Brief: Reproduce all of the material exactly as shown.

Records about charts and figures:
━━━

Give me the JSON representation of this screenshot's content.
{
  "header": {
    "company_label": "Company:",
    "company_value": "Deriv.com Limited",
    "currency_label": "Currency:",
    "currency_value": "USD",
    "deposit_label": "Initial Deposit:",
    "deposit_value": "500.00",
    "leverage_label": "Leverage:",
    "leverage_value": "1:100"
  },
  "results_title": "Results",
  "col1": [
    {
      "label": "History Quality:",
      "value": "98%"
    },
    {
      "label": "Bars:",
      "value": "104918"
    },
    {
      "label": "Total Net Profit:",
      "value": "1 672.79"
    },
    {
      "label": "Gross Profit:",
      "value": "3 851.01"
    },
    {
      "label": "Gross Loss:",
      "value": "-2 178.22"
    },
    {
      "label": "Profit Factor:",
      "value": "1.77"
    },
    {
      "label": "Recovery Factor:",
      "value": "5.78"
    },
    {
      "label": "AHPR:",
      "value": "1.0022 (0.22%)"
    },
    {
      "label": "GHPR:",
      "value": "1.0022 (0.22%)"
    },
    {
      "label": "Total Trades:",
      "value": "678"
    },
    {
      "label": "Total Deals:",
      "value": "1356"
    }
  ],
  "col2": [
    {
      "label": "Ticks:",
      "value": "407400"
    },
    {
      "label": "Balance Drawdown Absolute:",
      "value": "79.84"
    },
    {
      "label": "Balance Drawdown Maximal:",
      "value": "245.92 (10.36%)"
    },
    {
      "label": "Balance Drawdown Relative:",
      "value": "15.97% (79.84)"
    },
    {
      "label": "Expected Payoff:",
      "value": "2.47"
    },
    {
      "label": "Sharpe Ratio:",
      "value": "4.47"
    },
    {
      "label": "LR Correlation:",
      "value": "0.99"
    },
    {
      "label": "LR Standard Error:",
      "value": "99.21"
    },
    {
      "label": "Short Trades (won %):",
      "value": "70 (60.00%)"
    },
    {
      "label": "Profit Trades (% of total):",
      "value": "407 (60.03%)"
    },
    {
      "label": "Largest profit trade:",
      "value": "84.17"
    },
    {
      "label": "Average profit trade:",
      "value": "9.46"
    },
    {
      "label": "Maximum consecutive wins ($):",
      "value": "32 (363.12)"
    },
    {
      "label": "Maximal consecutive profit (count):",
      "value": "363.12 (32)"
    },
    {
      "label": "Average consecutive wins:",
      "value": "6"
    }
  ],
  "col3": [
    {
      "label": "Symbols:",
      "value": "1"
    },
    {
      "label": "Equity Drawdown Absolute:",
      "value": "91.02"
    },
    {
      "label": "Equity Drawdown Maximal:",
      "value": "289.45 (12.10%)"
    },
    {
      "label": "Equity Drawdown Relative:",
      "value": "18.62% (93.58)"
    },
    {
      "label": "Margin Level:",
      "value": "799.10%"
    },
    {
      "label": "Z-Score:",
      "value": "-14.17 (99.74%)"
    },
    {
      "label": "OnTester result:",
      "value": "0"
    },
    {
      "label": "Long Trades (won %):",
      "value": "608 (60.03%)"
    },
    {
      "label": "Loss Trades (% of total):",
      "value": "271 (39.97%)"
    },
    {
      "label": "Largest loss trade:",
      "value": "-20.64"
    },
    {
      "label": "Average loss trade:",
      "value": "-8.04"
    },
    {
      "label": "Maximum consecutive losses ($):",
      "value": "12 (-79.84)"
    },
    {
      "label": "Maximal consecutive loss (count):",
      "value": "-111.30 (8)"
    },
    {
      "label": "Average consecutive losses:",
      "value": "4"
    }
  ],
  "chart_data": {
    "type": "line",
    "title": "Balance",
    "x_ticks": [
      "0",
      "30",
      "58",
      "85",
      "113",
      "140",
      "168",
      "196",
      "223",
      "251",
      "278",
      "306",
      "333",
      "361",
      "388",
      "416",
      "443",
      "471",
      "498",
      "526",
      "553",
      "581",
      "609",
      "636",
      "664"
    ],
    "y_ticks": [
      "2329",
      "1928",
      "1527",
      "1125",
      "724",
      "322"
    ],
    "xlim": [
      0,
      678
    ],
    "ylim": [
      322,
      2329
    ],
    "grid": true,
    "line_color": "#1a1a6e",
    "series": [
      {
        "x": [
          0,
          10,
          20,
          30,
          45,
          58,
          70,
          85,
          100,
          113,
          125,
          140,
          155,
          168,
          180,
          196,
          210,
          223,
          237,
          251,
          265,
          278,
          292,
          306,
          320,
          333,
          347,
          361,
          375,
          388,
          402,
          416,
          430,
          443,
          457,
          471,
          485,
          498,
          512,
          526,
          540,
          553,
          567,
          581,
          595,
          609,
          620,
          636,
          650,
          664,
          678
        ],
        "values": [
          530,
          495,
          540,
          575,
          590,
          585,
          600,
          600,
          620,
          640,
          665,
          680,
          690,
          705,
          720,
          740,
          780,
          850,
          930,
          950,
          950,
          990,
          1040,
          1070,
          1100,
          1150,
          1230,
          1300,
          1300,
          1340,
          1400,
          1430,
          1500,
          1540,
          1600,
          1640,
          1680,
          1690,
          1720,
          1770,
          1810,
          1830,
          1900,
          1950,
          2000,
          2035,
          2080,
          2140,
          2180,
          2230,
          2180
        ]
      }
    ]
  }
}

━━━

Result below:
Give me the JSON representation of this screenshot's content.
{
  "header": {
    "company_label": "Company:",
    "company_value": "Deriv.com Limited",
    "currency_label": "Currency:",
    "currency_value": "USD",
    "deposit_label": "Initial Deposit:",
    "deposit_value": "500.00",
    "leverage_label": "Leverage:",
    "leverage_value": "1:100"
  },
  "results_title": "Results",
  "col1": [
    {
      "label": "History Quality:",
      "value": "98%"
    },
    {
      "label": "Bars:",
      "value": "104918"
    },
    {
      "label": "Total Net Profit:",
      "value": "1 672.79"
    },
    {
      "label": "Gross Profit:",
      "value": "3 851.01"
    },
    {
      "label": "Gross Loss:",
      "value": "-2 178.22"
    },
    {
      "label": "Profit Factor:",
      "value": "1.77"
    },
    {
      "label": "Recovery Factor:",
      "value": "5.78"
    },
    {
      "label": "AHPR:",
      "value": "1.0022 (0.22%)"
    },
    {
      "label": "GHPR:",
      "value": "1.0022 (0.22%)"
    },
    {
      "label": "Total Trades:",
      "value": "678"
    },
    {
      "label": "Total Deals:",
      "value": "1356"
    }
  ],
  "col2": [
    {
      "label": "Ticks:",
      "value": "407400"
    },
    {
      "label": "Balance Drawdown Absolute:",
      "value": "79.84"
    },
    {
      "label": "Balance Drawdown Maximal:",
      "value": "245.92 (10.36%)"
    },
    {
      "label": "Balance Drawdown Relative:",
      "value": "15.97% (79.84)"
    },
    {
      "label": "Expected Payoff:",
      "value": "2.47"
    },
    {
      "label": "Sharpe Ratio:",
      "value": "4.47"
    },
    {
      "label": "LR Correlation:",
      "value": "0.99"
    },
    {
      "label": "LR Standard Error:",
      "value": "99.21"
    },
    {
      "label": "Short Trades (won %):",
      "value": "70 (60.00%)"
    },
    {
      "label": "Profit Trades (% of total):",
      "value": "407 (60.03%)"
    },
    {
      "label": "Largest profit trade:",
      "value": "84.17"
    },
    {
      "label": "Average profit trade:",
      "value": "9.46"
    },
    {
      "label": "Maximum consecutive wins ($):",
      "value": "32 (363.12)"
    },
    {
      "label": "Maximal consecutive profit (count):",
      "value": "363.12 (32)"
    },
    {
      "label": "Average consecutive wins:",
      "value": "6"
    }
  ],
  "col3": [
    {
      "label": "Symbols:",
      "value": "1"
    },
    {
      "label": "Equity Drawdown Absolute:",
      "value": "91.02"
    },
    {
      "label": "Equity Drawdown Maximal:",
      "value": "289.45 (12.10%)"
    },
    {
      "label": "Equity Drawdown Relative:",
      "value": "18.62% (93.58)"
    },
    {
      "label": "Margin Level:",
      "value": "799.10%"
    },
    {
      "label": "Z-Score:",
      "value": "-14.17 (99.74%)"
    },
    {
      "label": "OnTester result:",
      "value": "0"
    },
    {
      "label": "Long Trades (won %):",
      "value": "608 (60.03%)"
    },
    {
      "label": "Loss Trades (% of total):",
      "value": "271 (39.97%)"
    },
    {
      "label": "Largest loss trade:",
      "value": "-20.64"
    },
    {
      "label": "Average loss trade:",
      "value": "-8.04"
    },
    {
      "label": "Maximum consecutive losses ($):",
      "value": "12 (-79.84)"
    },
    {
      "label": "Maximal consecutive loss (count):",
      "value": "-111.30 (8)"
    },
    {
      "label": "Average consecutive losses:",
      "value": "4"
    }
  ],
  "chart_data": {
    "type": "line",
    "title": "Balance",
    "x_ticks": [
      "0",
      "30",
      "58",
      "85",
      "113",
      "140",
      "168",
      "196",
      "223",
      "251",
      "278",
      "306",
      "333",
      "361",
      "388",
      "416",
      "443",
      "471",
      "498",
      "526",
      "553",
      "581",
      "609",
      "636",
      "664"
    ],
    "y_ticks": [
      "2329",
      "1928",
      "1527",
      "1125",
      "724",
      "322"
    ],
    "xlim": [
      0,
      678
    ],
    "ylim": [
      322,
      2329
    ],
    "grid": true,
    "line_color": "#1a1a6e",
    "series": [
      {
        "x": [
          0,
          10,
          20,
          30,
          45,
          58,
          70,
          85,
          100,
          113,
          125,
          140,
          155,
          168,
          180,
          196,
          210,
          223,
          237,
          251,
          265,
          278,
          292,
          306,
          320,
          333,
          347,
          361,
          375,
          388,
          402,
          416,
          430,
          443,
          457,
          471,
          485,
          498,
          512,
          526,
          540,
          553,
          567,
          581,
          595,
          609,
          620,
          636,
          650,
          664,
          678
        ],
        "values": [
          530,
          495,
          540,
          575,
          590,
          585,
          600,
          600,
          620,
          640,
          665,
          680,
          690,
          705,
          720,
          740,
          780,
          850,
          930,
          950,
          950,
          990,
          1040,
          1070,
          1100,
          1150,
          1230,
          1300,
          1300,
          1340,
          1400,
          1430,
          1500,
          1540,
          1600,
          1640,
          1680,
          1690,
          1720,
          1770,
          1810,
          1830,
          1900,
          1950,
          2000,
          2035,
          2080,
          2140,
          2180,
          2230,
          2180
        ]
      }
    ]
  }
}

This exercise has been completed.